* _Written exercise_:
Look through the material below, count the lines containing the word "Subcategory", and state only the count.

* _Material provided_:
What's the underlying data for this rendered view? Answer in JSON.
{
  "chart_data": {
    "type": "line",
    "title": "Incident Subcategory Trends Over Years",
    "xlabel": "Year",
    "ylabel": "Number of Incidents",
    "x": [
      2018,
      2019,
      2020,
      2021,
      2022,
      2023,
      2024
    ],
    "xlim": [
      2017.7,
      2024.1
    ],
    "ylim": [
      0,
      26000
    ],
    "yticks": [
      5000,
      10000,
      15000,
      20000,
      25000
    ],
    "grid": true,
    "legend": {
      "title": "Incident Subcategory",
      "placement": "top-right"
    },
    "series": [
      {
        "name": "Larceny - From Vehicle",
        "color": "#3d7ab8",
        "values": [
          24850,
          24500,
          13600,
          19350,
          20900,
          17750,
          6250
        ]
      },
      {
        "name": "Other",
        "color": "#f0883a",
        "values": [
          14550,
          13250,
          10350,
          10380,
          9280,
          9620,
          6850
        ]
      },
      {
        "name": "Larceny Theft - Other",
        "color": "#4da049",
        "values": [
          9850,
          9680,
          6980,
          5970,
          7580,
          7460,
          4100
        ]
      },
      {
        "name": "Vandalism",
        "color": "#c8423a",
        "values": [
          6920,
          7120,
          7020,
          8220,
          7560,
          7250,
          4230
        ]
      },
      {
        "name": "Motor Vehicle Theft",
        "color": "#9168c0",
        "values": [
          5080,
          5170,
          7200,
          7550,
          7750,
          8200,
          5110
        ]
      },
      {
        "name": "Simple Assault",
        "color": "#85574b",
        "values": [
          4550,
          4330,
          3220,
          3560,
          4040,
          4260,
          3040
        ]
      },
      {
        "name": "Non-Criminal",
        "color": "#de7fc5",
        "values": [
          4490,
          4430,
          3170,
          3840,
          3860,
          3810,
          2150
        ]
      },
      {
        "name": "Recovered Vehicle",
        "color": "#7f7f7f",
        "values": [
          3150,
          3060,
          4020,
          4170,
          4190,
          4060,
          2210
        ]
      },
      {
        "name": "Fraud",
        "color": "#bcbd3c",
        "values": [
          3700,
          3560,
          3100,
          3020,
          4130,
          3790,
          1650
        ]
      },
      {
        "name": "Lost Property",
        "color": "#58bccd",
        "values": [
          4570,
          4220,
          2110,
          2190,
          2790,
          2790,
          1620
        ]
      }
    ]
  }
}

* _Right answer_:
2